Dataset records
--- start ---
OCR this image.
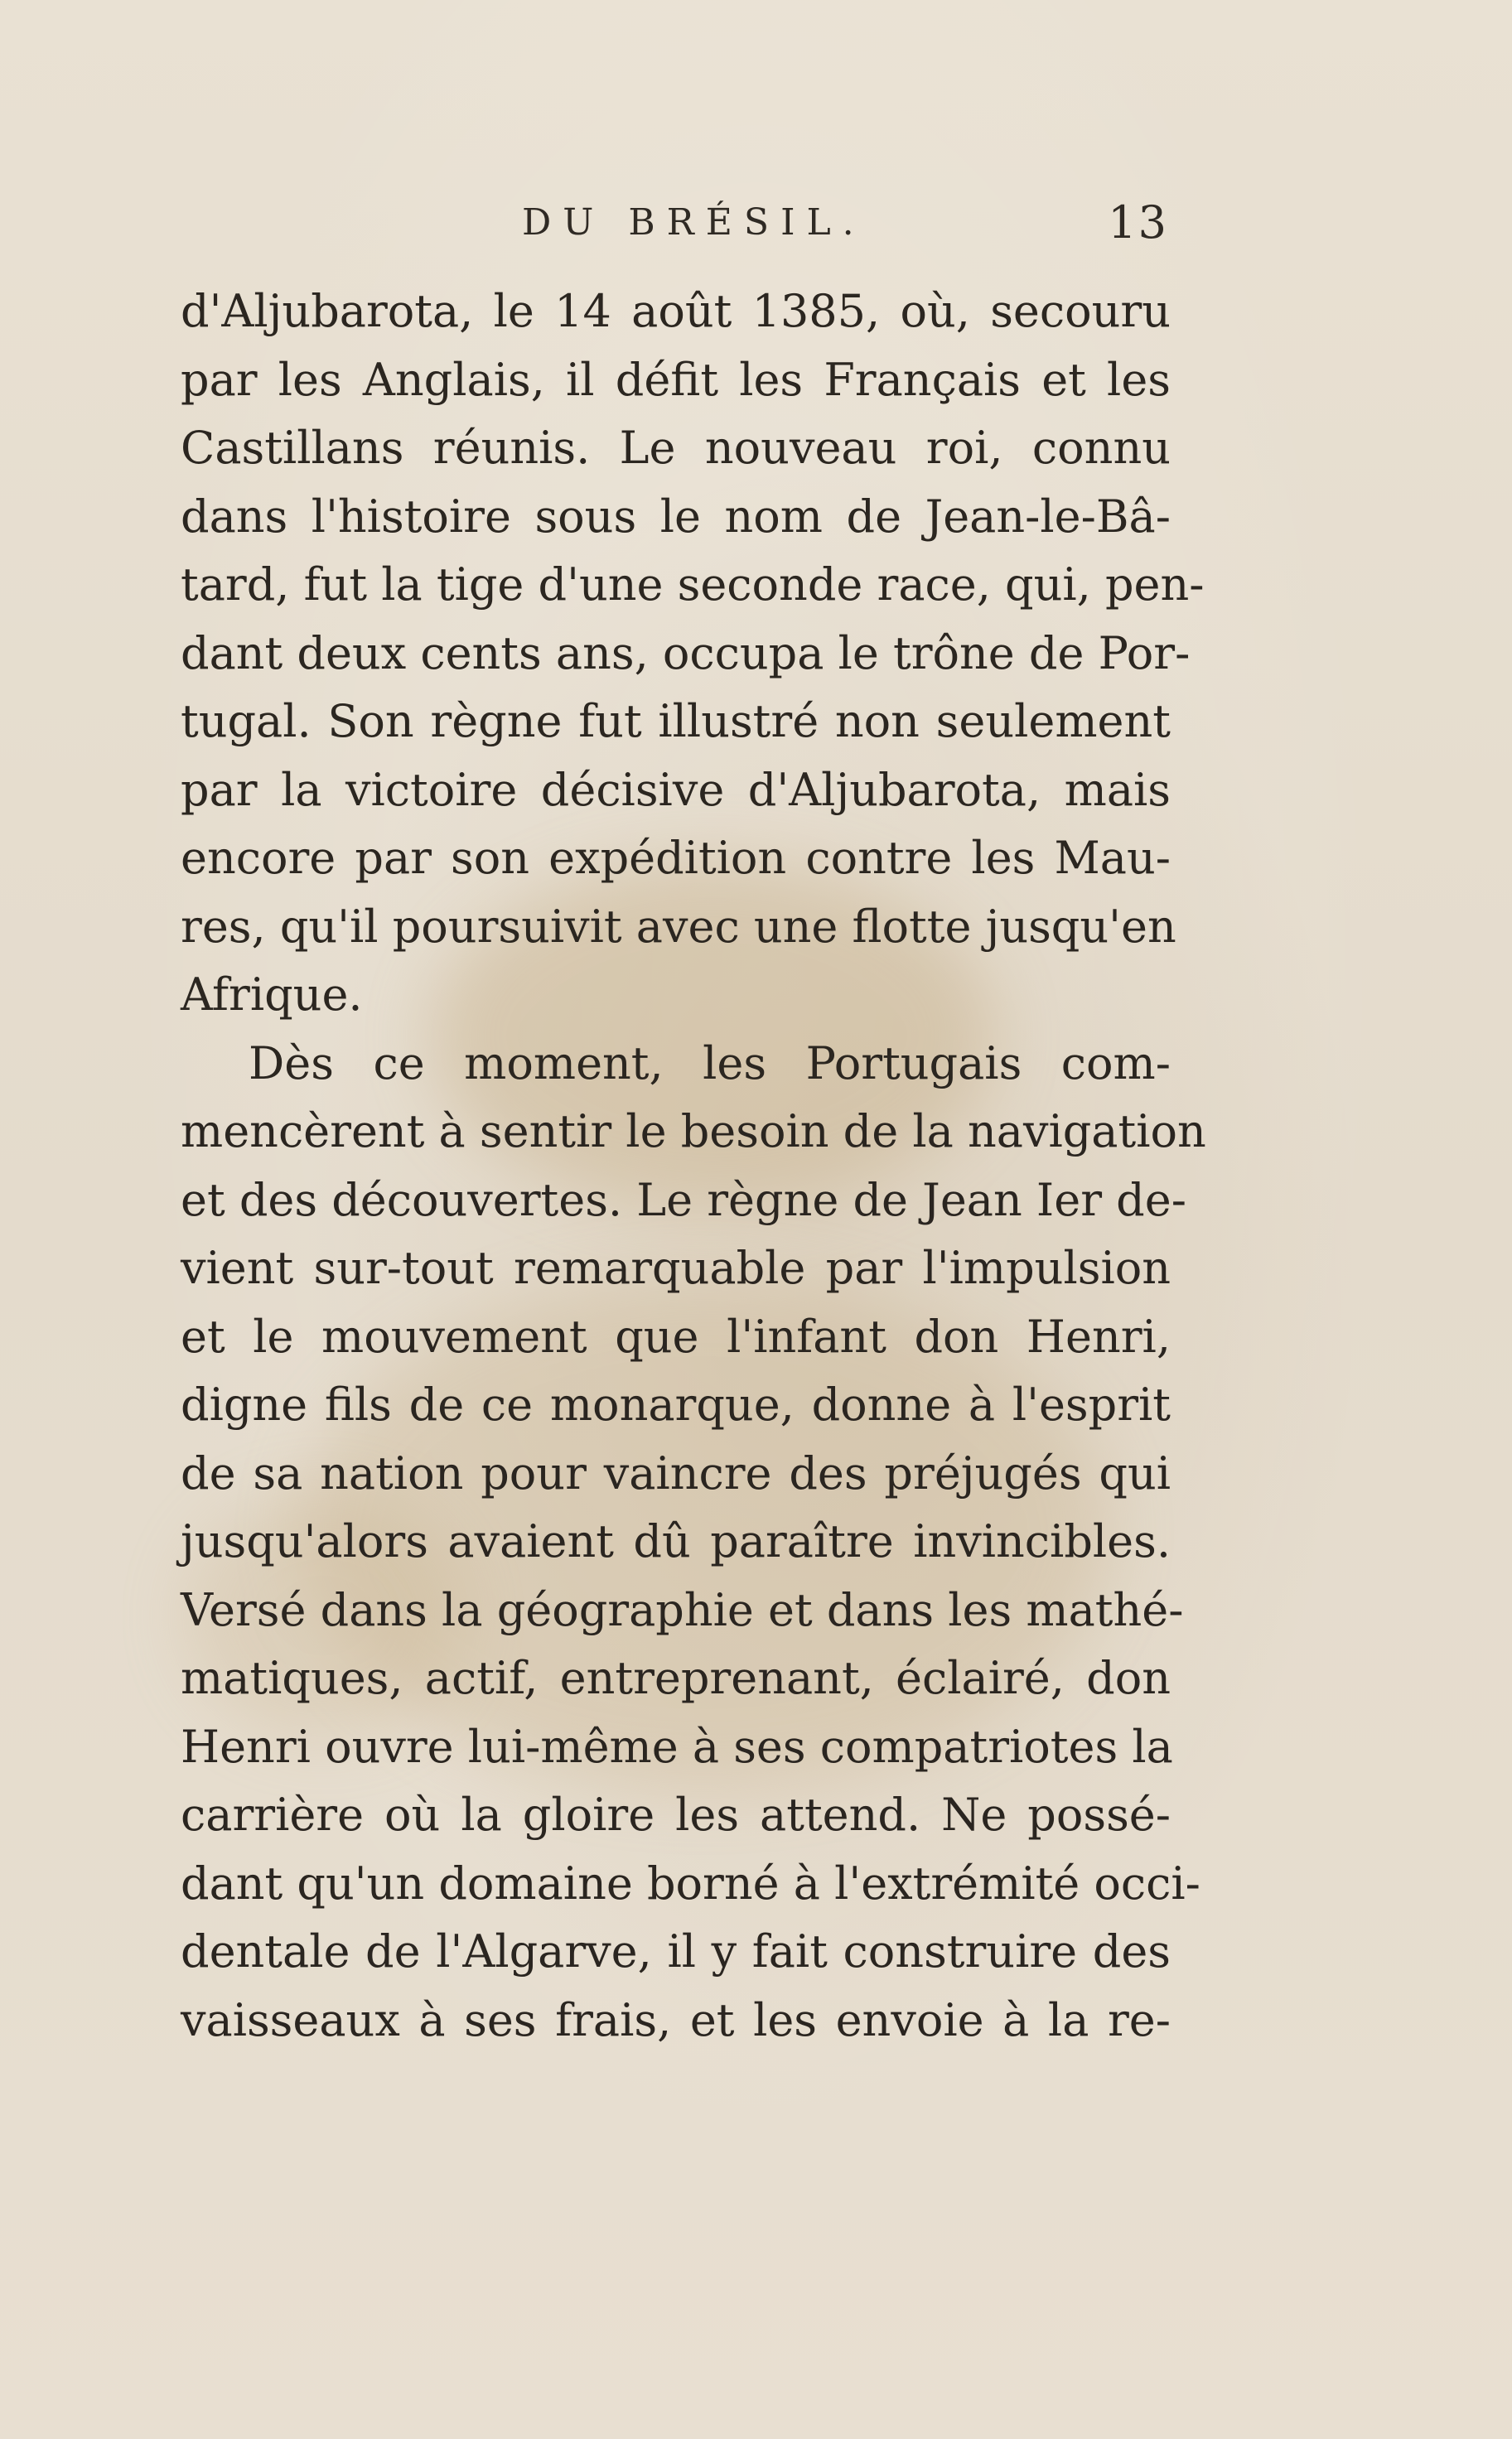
DU BRÉSIL.	13
d'Aljubarota, le 14 août 1385, où, secouru
par les Anglais, il défit les Français et les
Castillans réunis. Le nouveau roi, connu
dans l'histoire sous le nom de Jean-le-Bâ-
tard, fut la tige d'une seconde race, qui, pen-
dant deux cents ans, occupa le trône de Por-
tugal. Son règne fut illustré non seulement
par la victoire décisive d'Aljubarota, mais
encore par son expédition contre les Mau-
res, qu'il poursuivit avec une flotte jusqu'en
Afrique.
Dès ce moment, les Portugais com-
mencèrent à sentir le besoin de la navigation
et des découvertes. Le règne de Jean Ier de-
vient sur-tout remarquable par l'impulsion
et le mouvement que l'infant don Henri,
digne fils de ce monarque, donne à l'esprit
de sa nation pour vaincre des préjugés qui
jusqu'alors avaient dû paraître invincibles.
Versé dans la géographie et dans les mathé-
matiques, actif, entreprenant, éclairé, don
Henri ouvre lui-même à ses compatriotes la
carrière où la gloire les attend. Ne possé-
dant qu'un domaine borné à l'extrémité occi-
dentale de l'Algarve, il y fait construire des
vaisseaux à ses frais, et les envoie à la re-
--- end ---
Check each line of the entries for the string "jusqu". Copy the lines that have it.

res, qu'il poursuivit avec une flotte jusqu'en
jusqu'alors avaient dû paraître invincibles.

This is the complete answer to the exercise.